---------- Supplied material ----------

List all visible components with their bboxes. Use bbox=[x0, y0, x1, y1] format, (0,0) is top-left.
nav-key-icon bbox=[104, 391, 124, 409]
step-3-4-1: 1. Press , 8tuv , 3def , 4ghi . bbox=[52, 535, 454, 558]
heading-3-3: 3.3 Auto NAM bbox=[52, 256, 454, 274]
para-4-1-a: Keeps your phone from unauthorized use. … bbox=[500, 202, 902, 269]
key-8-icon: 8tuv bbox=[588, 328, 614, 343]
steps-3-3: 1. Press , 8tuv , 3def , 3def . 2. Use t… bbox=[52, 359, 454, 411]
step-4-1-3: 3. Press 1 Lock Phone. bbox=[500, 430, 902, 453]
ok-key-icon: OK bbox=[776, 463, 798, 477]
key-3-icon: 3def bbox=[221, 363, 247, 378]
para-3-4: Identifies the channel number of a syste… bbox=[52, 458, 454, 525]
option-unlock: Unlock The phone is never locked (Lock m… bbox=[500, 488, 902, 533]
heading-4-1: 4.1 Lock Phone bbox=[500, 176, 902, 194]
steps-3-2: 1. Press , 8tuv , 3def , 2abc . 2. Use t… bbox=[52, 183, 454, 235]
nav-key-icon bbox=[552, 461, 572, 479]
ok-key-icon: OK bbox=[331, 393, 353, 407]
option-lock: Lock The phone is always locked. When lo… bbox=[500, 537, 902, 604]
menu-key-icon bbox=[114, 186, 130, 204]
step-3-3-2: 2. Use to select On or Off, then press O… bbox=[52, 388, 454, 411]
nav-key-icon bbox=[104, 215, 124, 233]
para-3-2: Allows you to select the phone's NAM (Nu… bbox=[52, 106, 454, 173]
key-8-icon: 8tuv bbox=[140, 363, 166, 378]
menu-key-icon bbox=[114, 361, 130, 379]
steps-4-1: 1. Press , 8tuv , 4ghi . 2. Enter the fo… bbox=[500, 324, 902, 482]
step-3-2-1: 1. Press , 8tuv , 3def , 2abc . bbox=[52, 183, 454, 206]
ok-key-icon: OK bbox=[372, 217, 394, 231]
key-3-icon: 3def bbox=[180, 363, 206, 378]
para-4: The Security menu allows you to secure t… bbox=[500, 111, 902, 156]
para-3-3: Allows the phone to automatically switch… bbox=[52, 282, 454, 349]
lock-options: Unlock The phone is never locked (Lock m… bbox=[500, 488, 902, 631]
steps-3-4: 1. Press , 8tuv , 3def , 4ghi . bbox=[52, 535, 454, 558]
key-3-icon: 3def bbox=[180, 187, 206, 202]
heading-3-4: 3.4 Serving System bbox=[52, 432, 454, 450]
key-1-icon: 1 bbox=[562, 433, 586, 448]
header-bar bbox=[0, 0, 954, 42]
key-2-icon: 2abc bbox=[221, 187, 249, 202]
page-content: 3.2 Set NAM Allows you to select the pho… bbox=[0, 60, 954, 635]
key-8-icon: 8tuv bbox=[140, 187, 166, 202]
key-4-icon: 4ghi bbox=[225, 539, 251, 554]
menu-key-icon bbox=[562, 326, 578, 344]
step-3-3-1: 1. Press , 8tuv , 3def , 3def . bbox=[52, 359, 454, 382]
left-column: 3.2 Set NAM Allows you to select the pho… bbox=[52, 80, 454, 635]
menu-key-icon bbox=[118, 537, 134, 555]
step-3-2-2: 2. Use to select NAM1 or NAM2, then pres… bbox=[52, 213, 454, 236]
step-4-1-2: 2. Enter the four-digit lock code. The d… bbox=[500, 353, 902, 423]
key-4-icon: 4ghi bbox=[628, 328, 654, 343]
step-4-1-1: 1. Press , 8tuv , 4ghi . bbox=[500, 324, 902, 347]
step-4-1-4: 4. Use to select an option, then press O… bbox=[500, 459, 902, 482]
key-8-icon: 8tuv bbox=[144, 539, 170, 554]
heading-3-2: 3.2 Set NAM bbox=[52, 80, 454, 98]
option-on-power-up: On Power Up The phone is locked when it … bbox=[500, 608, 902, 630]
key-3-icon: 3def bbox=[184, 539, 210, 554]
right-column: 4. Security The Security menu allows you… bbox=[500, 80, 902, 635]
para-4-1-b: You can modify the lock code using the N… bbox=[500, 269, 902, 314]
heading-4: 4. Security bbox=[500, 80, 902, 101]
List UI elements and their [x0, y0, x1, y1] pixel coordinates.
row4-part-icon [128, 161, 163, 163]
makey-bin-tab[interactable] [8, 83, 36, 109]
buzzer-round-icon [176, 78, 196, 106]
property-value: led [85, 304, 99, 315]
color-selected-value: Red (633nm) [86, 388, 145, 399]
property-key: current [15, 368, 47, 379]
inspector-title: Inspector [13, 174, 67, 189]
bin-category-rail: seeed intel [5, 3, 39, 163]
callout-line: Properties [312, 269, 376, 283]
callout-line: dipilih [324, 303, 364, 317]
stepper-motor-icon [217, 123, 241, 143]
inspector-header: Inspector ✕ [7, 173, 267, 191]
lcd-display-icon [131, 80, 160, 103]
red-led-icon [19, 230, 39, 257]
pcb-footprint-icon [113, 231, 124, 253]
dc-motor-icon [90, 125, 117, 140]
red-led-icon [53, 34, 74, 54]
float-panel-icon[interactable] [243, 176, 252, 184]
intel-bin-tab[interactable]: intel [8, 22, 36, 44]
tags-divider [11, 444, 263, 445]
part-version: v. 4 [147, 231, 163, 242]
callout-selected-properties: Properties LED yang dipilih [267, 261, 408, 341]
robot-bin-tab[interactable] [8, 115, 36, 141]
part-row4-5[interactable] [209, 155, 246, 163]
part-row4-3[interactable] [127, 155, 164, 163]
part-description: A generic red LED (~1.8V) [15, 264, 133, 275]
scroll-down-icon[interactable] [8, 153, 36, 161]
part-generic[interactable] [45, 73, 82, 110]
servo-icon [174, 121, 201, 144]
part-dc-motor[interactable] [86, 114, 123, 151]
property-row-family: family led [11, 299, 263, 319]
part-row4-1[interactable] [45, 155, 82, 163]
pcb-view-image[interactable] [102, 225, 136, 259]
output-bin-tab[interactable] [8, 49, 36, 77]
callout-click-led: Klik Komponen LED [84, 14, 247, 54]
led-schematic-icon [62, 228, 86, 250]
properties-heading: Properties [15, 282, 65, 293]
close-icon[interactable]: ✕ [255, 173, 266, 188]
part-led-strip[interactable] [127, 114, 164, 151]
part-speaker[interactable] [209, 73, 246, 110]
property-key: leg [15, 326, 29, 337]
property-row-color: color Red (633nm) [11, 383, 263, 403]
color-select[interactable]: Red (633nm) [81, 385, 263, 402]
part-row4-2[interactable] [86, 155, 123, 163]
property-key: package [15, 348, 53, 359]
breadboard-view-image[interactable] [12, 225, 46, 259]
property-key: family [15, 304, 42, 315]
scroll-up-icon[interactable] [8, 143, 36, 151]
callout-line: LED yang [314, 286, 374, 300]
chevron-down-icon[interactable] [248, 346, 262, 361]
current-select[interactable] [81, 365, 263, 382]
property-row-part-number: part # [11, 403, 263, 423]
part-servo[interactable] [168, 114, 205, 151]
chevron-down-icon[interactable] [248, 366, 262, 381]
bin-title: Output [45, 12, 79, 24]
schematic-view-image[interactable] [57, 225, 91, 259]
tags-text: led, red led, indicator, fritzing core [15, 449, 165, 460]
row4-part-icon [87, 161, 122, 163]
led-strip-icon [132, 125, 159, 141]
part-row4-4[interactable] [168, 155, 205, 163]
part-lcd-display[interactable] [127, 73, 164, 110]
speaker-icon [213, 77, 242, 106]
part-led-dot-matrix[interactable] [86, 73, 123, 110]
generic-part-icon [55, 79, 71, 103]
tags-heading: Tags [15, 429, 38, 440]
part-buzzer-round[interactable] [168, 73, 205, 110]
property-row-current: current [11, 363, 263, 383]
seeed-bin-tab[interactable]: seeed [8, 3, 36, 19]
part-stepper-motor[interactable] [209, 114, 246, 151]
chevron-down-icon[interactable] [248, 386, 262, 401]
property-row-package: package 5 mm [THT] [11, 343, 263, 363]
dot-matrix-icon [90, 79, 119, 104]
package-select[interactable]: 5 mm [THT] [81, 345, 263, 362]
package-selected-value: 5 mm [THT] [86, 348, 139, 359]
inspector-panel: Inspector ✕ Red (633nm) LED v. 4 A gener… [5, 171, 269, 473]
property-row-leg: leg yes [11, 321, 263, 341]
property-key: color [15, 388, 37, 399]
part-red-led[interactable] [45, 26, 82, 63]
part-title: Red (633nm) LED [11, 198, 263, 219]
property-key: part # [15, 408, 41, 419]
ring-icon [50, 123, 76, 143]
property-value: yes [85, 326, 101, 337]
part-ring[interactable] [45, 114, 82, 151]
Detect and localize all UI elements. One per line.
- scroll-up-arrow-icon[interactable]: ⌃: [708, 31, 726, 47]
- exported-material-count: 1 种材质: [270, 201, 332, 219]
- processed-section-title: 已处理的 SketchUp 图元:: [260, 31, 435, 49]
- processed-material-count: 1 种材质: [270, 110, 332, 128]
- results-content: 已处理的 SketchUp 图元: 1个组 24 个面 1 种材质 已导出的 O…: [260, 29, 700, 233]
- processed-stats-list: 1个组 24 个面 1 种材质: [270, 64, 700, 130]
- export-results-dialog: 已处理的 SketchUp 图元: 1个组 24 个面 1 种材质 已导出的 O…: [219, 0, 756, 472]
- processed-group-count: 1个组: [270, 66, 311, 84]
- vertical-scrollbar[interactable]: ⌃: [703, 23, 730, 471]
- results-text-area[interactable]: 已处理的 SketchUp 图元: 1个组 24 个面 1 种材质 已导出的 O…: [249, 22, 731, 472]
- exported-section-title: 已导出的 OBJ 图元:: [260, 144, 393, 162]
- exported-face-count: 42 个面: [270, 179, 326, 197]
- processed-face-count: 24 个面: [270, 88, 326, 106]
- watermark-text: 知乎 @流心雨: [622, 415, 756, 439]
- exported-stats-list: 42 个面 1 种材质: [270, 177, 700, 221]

----------

Rename "nav-key-icon" to "navigation-key-icon" in the items from the start of the items up to and including the line with "key-8-icon: 8tuv bbox=[588, 328, 614, 343]", and reproduce those lines with every other character left unchanged.

• **Response for this exercise**:
List all visible components with their bboxes. Use bbox=[x0, y0, x1, y1] format, (0,0) is top-left.
navigation-key-icon bbox=[104, 391, 124, 409]
step-3-4-1: 1. Press , 8tuv , 3def , 4ghi . bbox=[52, 535, 454, 558]
heading-3-3: 3.3 Auto NAM bbox=[52, 256, 454, 274]
para-4-1-a: Keeps your phone from unauthorized use. … bbox=[500, 202, 902, 269]
key-8-icon: 8tuv bbox=[588, 328, 614, 343]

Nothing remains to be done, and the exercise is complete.